=== Estratto del testo ===
Non sarà mancato qualcuno più orientato in difesa delle proprie personali convinzioni e meno disponibile al confronto. Ma sarebbe ingiusto nei confronti di quanto si è espresso ignorare l’evidenza di una attuazione, se si vuole incipiente ma concreta, della sinodalità della Chiesa dalla quale tutti abbiamo imparato, guide e delegati.
«Quello che è successo negli ultimi giorni a Roma, durante i lavori della Seconda assemblea sinodale delle Chiese in Italia – ha scritto Alessandro Zaccuri su Avvenire (4 aprile) –, dimostra come la parresia sia divenuta una prassi indiscutibile e non sia più un generico auspicio. Per qualcuno sarà una sorpresa, per chi ha partecipato agli ormai quattro anni del Cammino sinodale è una conferma».
La mozione conclusiva – l’unica alla fine votata in assemblea – ha accolto la decisione di affidare il testo delle proposizioni «alla Presidenza del Comitato nazionale del Cammino sinodale perché, con il supporto del Comitato e dei facilitatori dei gruppi di studio, provveda alla redazione finale accogliendo emendamenti, priorità e contributi emersi». La convocazione della terza Assemblea nazionale per la votazione del nuovo documento è stata fissata per sabato 25 ottobre, in occasione del Giubileo delle équipe sinodali e degli Organismi di partecipazione.
La presenza di una tale parresia sembra nello spirito in cui questo sinodo è nato e la stessa proposta di rimandare alle Chiese locali una discussine più frammentata e più analitica ancora delle questioni lasciate all”imprevisto ulteriore stato di attesa riferito nell’articolo sarebbe forse di giovamento purché non legata alla volontà di estrarre delle risposte attraverso un pochissimo dialogico sì/no di stile plebiscitario. Anche la delicatezza della situazione politica mi pare consigli di raggruppare le questioni sorte alla data, riportarle alla discussione in sede romana per verificare le situazioni suscettibili di nuove aperture, se ce ne sono, e aprire alla valutazione di quali soluzioni esse effettivamente possano offrire.
===
# [Compito assegnato a]
Nel testo sul Cammino sinodale, per quale giorno è stata fissata la convocazione della terza Assemblea nazionale?
Il testo e i record non hanno alcun legame tra loro.
=== Record forniti ===
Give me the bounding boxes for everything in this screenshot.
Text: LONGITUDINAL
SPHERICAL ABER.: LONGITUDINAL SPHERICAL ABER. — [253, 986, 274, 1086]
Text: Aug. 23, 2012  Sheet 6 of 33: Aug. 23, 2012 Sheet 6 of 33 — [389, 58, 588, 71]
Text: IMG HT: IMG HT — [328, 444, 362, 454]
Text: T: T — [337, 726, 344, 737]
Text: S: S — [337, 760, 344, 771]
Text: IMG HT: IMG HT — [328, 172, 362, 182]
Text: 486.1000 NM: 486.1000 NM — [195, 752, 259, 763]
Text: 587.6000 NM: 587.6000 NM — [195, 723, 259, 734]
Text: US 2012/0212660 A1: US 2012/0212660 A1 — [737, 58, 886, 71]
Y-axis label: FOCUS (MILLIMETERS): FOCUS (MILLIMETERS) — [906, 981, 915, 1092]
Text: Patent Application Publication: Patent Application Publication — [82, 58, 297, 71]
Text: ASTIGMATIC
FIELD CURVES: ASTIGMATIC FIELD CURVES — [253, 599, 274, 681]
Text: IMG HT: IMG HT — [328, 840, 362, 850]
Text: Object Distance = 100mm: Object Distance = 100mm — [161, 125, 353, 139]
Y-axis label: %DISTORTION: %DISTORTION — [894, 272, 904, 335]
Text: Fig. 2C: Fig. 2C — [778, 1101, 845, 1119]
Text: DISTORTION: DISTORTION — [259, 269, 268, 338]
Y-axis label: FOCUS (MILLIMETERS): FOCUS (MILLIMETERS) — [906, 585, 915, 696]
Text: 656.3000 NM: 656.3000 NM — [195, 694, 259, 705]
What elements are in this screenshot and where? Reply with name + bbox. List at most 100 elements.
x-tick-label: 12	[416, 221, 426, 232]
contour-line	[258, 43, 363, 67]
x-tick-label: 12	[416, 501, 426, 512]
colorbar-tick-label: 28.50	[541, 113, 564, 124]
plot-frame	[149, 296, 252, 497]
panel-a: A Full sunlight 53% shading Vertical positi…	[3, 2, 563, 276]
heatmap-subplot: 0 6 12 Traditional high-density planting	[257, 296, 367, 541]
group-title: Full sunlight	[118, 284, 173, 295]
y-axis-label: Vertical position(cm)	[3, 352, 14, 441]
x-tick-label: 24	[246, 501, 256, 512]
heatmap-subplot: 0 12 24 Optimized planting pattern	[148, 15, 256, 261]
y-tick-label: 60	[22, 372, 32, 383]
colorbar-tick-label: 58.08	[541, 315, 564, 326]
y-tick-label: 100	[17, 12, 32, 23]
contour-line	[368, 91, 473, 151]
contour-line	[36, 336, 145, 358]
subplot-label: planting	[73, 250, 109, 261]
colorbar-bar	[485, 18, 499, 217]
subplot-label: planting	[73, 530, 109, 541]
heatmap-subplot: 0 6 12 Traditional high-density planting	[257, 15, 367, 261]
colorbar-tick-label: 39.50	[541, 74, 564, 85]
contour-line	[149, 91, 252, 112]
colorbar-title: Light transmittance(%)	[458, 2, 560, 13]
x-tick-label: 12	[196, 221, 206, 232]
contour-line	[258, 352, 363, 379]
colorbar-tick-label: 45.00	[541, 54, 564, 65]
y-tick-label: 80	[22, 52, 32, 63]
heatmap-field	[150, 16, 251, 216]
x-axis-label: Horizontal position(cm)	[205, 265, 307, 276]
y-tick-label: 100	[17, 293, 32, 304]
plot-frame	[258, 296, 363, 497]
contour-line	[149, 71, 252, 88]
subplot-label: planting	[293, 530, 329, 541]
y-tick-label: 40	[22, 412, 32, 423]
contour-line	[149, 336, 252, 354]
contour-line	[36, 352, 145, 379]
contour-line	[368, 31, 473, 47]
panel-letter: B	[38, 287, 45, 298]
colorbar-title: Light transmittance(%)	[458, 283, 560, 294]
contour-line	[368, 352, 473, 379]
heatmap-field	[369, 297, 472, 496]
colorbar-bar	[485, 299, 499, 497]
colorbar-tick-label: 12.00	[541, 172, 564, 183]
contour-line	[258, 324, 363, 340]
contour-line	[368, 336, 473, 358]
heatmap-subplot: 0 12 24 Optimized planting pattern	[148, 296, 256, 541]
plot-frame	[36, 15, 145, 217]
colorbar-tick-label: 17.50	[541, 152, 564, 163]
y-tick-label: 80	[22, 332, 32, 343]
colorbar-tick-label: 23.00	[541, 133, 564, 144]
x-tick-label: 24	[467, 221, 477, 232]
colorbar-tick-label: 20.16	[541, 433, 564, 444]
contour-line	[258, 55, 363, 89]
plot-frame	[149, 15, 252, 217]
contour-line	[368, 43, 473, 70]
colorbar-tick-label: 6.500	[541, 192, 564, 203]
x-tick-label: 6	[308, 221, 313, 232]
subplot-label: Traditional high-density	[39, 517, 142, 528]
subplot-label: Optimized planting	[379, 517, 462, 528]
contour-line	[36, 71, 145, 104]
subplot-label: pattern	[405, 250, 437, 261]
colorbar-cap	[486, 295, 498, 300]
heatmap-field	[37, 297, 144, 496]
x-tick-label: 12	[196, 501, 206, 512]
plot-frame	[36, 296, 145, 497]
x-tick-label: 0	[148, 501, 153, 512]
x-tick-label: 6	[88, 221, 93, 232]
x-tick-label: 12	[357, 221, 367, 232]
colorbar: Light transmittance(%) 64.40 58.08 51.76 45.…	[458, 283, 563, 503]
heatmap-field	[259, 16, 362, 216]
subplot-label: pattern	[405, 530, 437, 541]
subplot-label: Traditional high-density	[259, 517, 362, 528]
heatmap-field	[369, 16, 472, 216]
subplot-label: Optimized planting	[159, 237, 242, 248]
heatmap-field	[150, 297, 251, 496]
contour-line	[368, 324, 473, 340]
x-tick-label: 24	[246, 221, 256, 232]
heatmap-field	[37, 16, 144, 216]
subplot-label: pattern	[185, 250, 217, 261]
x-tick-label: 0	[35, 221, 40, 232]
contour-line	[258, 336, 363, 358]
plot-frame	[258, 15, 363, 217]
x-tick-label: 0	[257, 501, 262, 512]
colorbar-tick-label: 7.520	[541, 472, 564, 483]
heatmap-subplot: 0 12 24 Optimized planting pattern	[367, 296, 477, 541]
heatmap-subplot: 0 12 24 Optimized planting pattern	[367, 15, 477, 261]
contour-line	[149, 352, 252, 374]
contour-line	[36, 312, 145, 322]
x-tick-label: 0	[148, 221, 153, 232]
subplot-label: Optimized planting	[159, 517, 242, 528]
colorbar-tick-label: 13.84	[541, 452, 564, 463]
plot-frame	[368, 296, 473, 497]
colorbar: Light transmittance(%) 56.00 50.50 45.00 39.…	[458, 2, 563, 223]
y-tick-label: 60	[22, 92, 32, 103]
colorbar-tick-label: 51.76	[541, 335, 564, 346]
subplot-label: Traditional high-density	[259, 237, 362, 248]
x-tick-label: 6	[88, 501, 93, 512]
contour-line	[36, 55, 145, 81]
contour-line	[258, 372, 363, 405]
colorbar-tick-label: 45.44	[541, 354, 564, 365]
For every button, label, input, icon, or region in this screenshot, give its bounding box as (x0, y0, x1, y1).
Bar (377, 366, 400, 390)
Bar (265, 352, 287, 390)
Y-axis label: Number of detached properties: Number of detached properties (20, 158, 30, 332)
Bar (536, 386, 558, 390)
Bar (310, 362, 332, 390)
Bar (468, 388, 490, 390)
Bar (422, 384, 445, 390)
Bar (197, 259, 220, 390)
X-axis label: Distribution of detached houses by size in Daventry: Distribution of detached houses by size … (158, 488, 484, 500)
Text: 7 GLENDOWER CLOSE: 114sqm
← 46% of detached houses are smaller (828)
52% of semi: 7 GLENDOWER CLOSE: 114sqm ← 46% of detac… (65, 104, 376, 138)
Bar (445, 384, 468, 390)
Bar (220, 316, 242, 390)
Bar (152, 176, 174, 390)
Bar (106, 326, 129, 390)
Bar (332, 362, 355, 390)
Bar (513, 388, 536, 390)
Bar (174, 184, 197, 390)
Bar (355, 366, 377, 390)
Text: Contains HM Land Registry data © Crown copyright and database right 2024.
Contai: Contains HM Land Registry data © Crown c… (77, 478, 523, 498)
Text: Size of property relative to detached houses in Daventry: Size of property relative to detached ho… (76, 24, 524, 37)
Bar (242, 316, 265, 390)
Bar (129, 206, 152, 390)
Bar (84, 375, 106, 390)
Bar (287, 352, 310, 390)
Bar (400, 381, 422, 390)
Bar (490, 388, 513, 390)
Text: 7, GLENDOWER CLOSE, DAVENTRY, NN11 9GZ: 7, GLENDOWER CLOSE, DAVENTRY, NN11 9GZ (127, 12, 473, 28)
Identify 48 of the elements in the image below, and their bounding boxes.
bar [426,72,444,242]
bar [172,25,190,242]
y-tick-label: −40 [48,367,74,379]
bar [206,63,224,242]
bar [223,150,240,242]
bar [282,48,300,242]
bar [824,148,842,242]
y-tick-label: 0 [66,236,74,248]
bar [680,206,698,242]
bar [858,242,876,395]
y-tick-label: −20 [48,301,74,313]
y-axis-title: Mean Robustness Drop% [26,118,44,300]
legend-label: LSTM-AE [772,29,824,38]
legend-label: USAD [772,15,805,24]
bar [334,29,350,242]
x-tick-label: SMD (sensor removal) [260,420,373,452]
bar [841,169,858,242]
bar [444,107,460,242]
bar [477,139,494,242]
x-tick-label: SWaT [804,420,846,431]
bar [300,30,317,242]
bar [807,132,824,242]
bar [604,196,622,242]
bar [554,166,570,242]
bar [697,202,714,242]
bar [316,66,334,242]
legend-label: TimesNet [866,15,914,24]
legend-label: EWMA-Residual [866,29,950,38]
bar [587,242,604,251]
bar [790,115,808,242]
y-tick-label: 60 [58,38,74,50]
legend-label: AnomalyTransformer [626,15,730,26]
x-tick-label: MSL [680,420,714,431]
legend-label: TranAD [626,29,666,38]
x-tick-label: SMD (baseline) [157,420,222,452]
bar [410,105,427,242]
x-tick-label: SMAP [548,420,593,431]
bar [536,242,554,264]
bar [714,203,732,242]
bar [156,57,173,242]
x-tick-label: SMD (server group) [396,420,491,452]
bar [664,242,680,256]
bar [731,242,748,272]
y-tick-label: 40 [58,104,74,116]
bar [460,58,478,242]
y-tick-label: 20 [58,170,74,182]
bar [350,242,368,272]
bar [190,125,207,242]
===
# [Compito assegnato b]
Riporta senza alcuna modifica tutto ciò che va dall'inizio dei record fino alla riga dei record che contiene "Text: US 2012/0212660". Entrambe le estremità sono incluse.

# [Risposta all'esercizio a]
Per sabato 25 ottobre, in occasione del Giubileo delle équipe sinodali e degli Organismi di partecipazione.

# [Risposta all'esercizio b]
Give me the bounding boxes for everything in this screenshot.
Text: LONGITUDINAL
SPHERICAL ABER.: LONGITUDINAL SPHERICAL ABER. — [253, 986, 274, 1086]
Text: Aug. 23, 2012  Sheet 6 of 33: Aug. 23, 2012 Sheet 6 of 33 — [389, 58, 588, 71]
Text: IMG HT: IMG HT — [328, 444, 362, 454]
Text: T: T — [337, 726, 344, 737]
Text: S: S — [337, 760, 344, 771]
Text: IMG HT: IMG HT — [328, 172, 362, 182]
Text: 486.1000 NM: 486.1000 NM — [195, 752, 259, 763]
Text: 587.6000 NM: 587.6000 NM — [195, 723, 259, 734]
Text: US 2012/0212660 A1: US 2012/0212660 A1 — [737, 58, 886, 71]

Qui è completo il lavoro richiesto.